» Work to do:
Select and copy out every line in the records containing "лицо".

» Record list:

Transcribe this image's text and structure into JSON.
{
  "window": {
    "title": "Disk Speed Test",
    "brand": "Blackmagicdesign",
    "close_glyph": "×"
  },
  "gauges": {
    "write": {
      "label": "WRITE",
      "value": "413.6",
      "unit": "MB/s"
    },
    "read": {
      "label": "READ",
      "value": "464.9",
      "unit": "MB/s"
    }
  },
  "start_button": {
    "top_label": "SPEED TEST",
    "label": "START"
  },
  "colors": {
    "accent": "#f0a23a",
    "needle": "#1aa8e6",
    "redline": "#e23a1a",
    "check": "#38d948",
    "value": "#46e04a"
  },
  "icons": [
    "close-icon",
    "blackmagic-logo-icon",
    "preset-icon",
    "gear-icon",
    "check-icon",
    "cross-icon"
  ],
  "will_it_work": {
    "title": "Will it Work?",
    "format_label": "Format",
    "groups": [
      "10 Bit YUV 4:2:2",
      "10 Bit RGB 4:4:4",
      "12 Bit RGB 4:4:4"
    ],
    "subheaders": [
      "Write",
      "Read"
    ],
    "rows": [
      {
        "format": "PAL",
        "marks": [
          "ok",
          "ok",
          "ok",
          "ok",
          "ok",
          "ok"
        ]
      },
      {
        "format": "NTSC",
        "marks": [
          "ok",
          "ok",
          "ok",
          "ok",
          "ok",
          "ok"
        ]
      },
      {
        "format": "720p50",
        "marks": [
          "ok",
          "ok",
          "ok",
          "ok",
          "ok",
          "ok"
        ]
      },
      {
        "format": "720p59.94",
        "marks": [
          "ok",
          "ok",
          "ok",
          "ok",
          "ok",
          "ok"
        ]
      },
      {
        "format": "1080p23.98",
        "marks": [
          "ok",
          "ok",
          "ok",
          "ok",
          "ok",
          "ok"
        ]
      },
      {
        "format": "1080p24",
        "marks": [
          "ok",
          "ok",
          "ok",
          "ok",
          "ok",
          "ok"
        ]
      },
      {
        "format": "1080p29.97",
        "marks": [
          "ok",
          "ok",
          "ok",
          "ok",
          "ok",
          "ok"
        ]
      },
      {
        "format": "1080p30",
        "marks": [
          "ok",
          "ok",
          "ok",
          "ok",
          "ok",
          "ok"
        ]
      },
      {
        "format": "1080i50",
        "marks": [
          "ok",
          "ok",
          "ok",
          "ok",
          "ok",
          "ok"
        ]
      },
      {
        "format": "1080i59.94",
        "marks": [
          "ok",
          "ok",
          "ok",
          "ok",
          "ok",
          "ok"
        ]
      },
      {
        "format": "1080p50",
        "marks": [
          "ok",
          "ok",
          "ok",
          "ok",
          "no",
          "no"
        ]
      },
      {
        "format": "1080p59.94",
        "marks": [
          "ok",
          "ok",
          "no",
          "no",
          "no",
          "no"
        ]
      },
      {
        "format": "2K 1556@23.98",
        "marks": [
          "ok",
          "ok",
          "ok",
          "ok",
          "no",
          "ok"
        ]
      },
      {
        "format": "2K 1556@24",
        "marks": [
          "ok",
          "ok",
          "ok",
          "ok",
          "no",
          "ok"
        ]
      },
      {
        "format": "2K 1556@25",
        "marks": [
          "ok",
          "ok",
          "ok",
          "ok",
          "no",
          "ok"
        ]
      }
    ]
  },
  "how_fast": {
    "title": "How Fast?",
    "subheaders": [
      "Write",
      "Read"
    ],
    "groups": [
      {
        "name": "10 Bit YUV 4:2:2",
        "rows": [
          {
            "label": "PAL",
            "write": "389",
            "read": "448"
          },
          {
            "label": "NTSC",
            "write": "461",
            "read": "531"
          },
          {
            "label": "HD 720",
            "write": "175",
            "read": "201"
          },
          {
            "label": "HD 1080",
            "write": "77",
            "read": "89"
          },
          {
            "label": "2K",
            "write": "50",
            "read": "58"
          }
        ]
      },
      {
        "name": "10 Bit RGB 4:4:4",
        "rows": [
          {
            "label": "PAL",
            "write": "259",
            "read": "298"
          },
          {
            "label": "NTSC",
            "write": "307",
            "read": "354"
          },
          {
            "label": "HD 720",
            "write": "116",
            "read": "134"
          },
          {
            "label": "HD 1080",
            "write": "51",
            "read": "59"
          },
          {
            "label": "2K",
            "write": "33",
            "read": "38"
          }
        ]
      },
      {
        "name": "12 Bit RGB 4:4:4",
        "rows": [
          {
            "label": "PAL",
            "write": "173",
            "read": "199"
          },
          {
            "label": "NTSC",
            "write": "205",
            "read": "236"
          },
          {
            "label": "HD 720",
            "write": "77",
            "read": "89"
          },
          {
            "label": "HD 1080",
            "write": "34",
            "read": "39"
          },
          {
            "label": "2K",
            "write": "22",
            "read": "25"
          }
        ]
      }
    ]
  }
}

* * *

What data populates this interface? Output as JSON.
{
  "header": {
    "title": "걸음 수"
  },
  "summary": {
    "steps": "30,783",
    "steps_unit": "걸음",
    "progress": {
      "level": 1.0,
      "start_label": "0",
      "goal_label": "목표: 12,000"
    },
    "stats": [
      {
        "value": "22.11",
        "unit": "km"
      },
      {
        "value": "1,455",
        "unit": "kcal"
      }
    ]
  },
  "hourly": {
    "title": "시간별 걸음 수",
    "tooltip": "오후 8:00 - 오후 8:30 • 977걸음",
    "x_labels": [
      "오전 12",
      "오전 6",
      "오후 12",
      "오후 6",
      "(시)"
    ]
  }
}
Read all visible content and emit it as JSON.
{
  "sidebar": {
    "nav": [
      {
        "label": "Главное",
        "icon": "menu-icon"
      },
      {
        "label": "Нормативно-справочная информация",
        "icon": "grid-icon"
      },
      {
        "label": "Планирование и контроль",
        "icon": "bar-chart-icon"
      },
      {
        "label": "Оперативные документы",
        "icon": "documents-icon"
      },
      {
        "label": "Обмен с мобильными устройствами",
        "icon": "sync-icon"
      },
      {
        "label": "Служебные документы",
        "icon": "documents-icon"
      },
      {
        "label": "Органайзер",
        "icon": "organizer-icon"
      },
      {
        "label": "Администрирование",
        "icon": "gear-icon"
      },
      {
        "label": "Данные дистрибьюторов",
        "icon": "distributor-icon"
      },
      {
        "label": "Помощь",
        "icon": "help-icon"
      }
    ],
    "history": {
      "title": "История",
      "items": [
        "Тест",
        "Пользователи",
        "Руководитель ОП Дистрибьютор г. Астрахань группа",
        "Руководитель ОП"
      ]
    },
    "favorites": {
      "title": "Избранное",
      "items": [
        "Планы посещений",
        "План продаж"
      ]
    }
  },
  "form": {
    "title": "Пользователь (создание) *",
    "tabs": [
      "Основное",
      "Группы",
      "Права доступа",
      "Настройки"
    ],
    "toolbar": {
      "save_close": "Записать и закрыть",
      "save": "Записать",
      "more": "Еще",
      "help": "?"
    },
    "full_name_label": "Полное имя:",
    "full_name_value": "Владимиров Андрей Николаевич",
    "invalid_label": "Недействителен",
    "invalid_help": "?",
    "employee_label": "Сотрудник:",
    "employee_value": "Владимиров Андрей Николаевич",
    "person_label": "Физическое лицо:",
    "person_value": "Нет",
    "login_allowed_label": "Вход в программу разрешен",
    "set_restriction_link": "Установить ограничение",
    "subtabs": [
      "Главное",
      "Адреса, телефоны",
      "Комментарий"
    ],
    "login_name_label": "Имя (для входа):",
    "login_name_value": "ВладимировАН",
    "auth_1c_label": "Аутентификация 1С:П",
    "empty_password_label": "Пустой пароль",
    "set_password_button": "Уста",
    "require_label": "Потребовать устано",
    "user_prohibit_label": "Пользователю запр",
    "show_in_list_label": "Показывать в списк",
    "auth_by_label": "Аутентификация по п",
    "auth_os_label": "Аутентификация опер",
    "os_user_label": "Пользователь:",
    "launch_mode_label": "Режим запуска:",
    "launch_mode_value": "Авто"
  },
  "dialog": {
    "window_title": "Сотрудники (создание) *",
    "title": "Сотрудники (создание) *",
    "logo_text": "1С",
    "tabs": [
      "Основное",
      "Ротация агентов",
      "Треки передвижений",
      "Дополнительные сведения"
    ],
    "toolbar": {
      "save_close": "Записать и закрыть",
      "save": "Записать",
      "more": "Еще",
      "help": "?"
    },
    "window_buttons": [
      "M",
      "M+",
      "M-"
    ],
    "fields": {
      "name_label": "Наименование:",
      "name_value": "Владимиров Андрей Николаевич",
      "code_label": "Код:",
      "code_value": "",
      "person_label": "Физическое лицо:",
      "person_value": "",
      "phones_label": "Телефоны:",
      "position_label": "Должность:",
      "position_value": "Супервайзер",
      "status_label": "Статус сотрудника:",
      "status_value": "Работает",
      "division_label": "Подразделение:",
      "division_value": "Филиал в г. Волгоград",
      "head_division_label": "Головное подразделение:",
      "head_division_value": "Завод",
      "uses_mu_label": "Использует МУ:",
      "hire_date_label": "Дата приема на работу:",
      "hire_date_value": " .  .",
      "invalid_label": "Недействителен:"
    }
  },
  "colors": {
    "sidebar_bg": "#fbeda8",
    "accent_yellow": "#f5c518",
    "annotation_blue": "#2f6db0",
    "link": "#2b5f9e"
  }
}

» Written response:
    "person_label": "Физическое лицо:",
      "person_label": "Физическое лицо:",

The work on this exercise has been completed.